Dataset entries
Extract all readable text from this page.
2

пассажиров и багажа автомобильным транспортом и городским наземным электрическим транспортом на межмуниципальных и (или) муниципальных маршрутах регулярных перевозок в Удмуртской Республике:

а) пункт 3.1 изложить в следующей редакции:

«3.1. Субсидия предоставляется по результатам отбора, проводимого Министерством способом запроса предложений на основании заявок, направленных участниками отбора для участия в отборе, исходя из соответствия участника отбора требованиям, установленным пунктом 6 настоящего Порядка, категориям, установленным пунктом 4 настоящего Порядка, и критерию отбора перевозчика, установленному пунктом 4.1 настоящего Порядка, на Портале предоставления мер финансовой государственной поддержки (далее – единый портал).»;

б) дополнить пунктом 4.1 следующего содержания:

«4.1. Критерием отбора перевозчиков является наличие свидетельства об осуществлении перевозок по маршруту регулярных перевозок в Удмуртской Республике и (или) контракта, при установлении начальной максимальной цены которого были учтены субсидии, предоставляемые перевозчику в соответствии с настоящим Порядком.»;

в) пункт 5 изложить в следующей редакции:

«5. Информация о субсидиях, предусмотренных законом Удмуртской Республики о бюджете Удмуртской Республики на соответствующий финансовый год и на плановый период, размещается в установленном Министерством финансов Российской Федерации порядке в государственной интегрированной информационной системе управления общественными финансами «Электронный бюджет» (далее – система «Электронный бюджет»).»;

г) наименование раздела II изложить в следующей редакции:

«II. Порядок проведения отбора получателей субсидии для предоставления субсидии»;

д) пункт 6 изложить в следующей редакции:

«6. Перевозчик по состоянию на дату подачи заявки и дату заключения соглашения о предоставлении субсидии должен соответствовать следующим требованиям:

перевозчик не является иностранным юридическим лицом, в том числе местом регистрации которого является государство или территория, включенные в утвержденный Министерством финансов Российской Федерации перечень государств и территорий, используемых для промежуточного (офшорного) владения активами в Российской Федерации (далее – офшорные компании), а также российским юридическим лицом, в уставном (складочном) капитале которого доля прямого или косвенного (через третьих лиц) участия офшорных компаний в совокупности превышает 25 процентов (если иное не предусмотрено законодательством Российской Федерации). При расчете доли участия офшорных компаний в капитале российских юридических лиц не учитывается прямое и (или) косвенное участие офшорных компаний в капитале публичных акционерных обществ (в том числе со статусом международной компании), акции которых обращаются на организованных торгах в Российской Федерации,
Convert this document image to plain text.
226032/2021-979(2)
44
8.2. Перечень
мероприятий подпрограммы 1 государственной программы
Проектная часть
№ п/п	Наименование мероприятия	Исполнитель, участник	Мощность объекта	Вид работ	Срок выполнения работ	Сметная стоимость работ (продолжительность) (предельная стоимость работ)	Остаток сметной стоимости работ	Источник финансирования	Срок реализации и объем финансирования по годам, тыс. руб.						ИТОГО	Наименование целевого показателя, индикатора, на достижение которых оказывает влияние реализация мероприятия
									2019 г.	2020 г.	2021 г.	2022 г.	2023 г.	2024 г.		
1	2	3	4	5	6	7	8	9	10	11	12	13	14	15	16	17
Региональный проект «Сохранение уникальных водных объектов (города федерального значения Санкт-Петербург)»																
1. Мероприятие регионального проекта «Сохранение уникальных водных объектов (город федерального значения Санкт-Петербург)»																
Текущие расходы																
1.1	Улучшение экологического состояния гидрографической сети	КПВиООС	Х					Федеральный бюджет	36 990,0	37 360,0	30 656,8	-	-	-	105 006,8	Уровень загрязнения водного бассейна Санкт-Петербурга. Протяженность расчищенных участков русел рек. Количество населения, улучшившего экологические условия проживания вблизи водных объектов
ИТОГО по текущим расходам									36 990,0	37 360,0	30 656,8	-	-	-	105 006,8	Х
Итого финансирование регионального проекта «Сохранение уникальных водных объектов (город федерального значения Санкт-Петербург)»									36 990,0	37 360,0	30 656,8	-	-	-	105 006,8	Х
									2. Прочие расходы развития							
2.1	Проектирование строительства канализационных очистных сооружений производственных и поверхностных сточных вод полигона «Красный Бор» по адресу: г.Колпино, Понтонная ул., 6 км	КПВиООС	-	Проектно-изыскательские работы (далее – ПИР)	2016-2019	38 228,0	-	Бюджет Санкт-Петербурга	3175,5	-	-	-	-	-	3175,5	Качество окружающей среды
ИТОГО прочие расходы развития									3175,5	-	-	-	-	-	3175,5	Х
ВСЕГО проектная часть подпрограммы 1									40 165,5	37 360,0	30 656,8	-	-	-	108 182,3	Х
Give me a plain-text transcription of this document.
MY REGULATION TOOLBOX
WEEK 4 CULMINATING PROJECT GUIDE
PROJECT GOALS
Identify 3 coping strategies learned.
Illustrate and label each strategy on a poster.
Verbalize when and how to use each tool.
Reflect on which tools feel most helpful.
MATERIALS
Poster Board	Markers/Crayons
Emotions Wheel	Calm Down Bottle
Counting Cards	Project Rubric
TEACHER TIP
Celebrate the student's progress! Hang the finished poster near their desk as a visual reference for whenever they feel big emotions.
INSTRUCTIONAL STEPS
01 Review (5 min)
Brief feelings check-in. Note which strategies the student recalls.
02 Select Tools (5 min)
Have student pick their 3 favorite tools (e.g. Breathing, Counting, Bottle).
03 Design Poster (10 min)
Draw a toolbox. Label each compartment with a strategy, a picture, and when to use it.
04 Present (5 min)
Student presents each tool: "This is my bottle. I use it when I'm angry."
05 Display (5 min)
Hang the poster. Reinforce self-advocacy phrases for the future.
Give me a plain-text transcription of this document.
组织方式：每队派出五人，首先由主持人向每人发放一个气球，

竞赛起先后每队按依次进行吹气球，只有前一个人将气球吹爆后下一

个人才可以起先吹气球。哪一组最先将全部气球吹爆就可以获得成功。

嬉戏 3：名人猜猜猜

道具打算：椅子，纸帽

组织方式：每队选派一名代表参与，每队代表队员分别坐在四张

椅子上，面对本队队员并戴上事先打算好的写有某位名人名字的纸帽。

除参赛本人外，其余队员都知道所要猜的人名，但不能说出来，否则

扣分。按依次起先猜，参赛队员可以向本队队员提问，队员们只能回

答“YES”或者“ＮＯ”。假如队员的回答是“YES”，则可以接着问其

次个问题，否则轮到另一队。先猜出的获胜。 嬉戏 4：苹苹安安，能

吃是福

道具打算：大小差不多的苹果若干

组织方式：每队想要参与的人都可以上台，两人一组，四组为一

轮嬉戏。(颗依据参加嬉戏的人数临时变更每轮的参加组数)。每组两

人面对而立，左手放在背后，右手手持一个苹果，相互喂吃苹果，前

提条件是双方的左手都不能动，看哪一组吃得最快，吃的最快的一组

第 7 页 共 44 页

#### EXERCISE DETAILS
Set down all of the entries exactly, please.

#### OUTPUT OF THE TASK
Extract all readable text from this page.
2

пассажиров и багажа автомобильным транспортом и городским наземным электрическим транспортом на межмуниципальных и (или) муниципальных маршрутах регулярных перевозок в Удмуртской Республике:

а) пункт 3.1 изложить в следующей редакции:

«3.1. Субсидия предоставляется по результатам отбора, проводимого Министерством способом запроса предложений на основании заявок, направленных участниками отбора для участия в отборе, исходя из соответствия участника отбора требованиям, установленным пунктом 6 настоящего Порядка, категориям, установленным пунктом 4 настоящего Порядка, и критерию отбора перевозчика, установленному пунктом 4.1 настоящего Порядка, на Портале предоставления мер финансовой государственной поддержки (далее – единый портал).»;

б) дополнить пунктом 4.1 следующего содержания:

«4.1. Критерием отбора перевозчиков является наличие свидетельства об осуществлении перевозок по маршруту регулярных перевозок в Удмуртской Республике и (или) контракта, при установлении начальной максимальной цены которого были учтены субсидии, предоставляемые перевозчику в соответствии с настоящим Порядком.»;

в) пункт 5 изложить в следующей редакции:

«5. Информация о субсидиях, предусмотренных законом Удмуртской Республики о бюджете Удмуртской Республики на соответствующий финансовый год и на плановый период, размещается в установленном Министерством финансов Российской Федерации порядке в государственной интегрированной информационной системе управления общественными финансами «Электронный бюджет» (далее – система «Электронный бюджет»).»;

г) наименование раздела II изложить в следующей редакции:

«II. Порядок проведения отбора получателей субсидии для предоставления субсидии»;

д) пункт 6 изложить в следующей редакции:

«6. Перевозчик по состоянию на дату подачи заявки и дату заключения соглашения о предоставлении субсидии должен соответствовать следующим требованиям:

перевозчик не является иностранным юридическим лицом, в том числе местом регистрации которого является государство или территория, включенные в утвержденный Министерством финансов Российской Федерации перечень государств и территорий, используемых для промежуточного (офшорного) владения активами в Российской Федерации (далее – офшорные компании), а также российским юридическим лицом, в уставном (складочном) капитале которого доля прямого или косвенного (через третьих лиц) участия офшорных компаний в совокупности превышает 25 процентов (если иное не предусмотрено законодательством Российской Федерации). При расчете доли участия офшорных компаний в капитале российских юридических лиц не учитывается прямое и (или) косвенное участие офшорных компаний в капитале публичных акционерных обществ (в том числе со статусом международной компании), акции которых обращаются на организованных торгах в Российской Федерации,
Convert this document image to plain text.
226032/2021-979(2)
44
8.2. Перечень
мероприятий подпрограммы 1 государственной программы
Проектная часть
№ п/п	Наименование мероприятия	Исполнитель, участник	Мощность объекта	Вид работ	Срок выполнения работ	Сметная стоимость работ (продолжительность) (предельная стоимость работ)	Остаток сметной стоимости работ	Источник финансирования	Срок реализации и объем финансирования по годам, тыс. руб.						ИТОГО	Наименование целевого показателя, индикатора, на достижение которых оказывает влияние реализация мероприятия
									2019 г.	2020 г.	2021 г.	2022 г.	2023 г.	2024 г.		
1	2	3	4	5	6	7	8	9	10	11	12	13	14	15	16	17
Региональный проект «Сохранение уникальных водных объектов (города федерального значения Санкт-Петербург)»																
1. Мероприятие регионального проекта «Сохранение уникальных водных объектов (город федерального значения Санкт-Петербург)»																
Текущие расходы																
1.1	Улучшение экологического состояния гидрографической сети	КПВиООС	Х					Федеральный бюджет	36 990,0	37 360,0	30 656,8	-	-	-	105 006,8	Уровень загрязнения водного бассейна Санкт-Петербурга. Протяженность расчищенных участков русел рек. Количество населения, улучшившего экологические условия проживания вблизи водных объектов
ИТОГО по текущим расходам									36 990,0	37 360,0	30 656,8	-	-	-	105 006,8	Х
Итого финансирование регионального проекта «Сохранение уникальных водных объектов (город федерального значения Санкт-Петербург)»									36 990,0	37 360,0	30 656,8	-	-	-	105 006,8	Х
									2. Прочие расходы развития							
2.1	Проектирование строительства канализационных очистных сооружений производственных и поверхностных сточных вод полигона «Красный Бор» по адресу: г.Колпино, Понтонная ул., 6 км	КПВиООС	-	Проектно-изыскательские работы (далее – ПИР)	2016-2019	38 228,0	-	Бюджет Санкт-Петербурга	3175,5	-	-	-	-	-	3175,5	Качество окружающей среды
ИТОГО прочие расходы развития									3175,5	-	-	-	-	-	3175,5	Х
ВСЕГО проектная часть подпрограммы 1									40 165,5	37 360,0	30 656,8	-	-	-	108 182,3	Х
Give me a plain-text transcription of this document.
MY REGULATION TOOLBOX
WEEK 4 CULMINATING PROJECT GUIDE
PROJECT GOALS
Identify 3 coping strategies learned.
Illustrate and label each strategy on a poster.
Verbalize when and how to use each tool.
Reflect on which tools feel most helpful.
MATERIALS
Poster Board	Markers/Crayons
Emotions Wheel	Calm Down Bottle
Counting Cards	Project Rubric
TEACHER TIP
Celebrate the student's progress! Hang the finished poster near their desk as a visual reference for whenever they feel big emotions.
INSTRUCTIONAL STEPS
01 Review (5 min)
Brief feelings check-in. Note which strategies the student recalls.
02 Select Tools (5 min)
Have student pick their 3 favorite tools (e.g. Breathing, Counting, Bottle).
03 Design Poster (10 min)
Draw a toolbox. Label each compartment with a strategy, a picture, and when to use it.
04 Present (5 min)
Student presents each tool: "This is my bottle. I use it when I'm angry."
05 Display (5 min)
Hang the poster. Reinforce self-advocacy phrases for the future.
Give me a plain-text transcription of this document.
组织方式：每队派出五人，首先由主持人向每人发放一个气球，

竞赛起先后每队按依次进行吹气球，只有前一个人将气球吹爆后下一

个人才可以起先吹气球。哪一组最先将全部气球吹爆就可以获得成功。

嬉戏 3：名人猜猜猜

道具打算：椅子，纸帽

组织方式：每队选派一名代表参与，每队代表队员分别坐在四张

椅子上，面对本队队员并戴上事先打算好的写有某位名人名字的纸帽。

除参赛本人外，其余队员都知道所要猜的人名，但不能说出来，否则

扣分。按依次起先猜，参赛队员可以向本队队员提问，队员们只能回

答“YES”或者“ＮＯ”。假如队员的回答是“YES”，则可以接着问其

次个问题，否则轮到另一队。先猜出的获胜。 嬉戏 4：苹苹安安，能

吃是福

道具打算：大小差不多的苹果若干

组织方式：每队想要参与的人都可以上台，两人一组，四组为一

轮嬉戏。(颗依据参加嬉戏的人数临时变更每轮的参加组数)。每组两

人面对而立，左手放在背后，右手手持一个苹果，相互喂吃苹果，前

提条件是双方的左手都不能动，看哪一组吃得最快，吃的最快的一组

第 7 页 共 44 页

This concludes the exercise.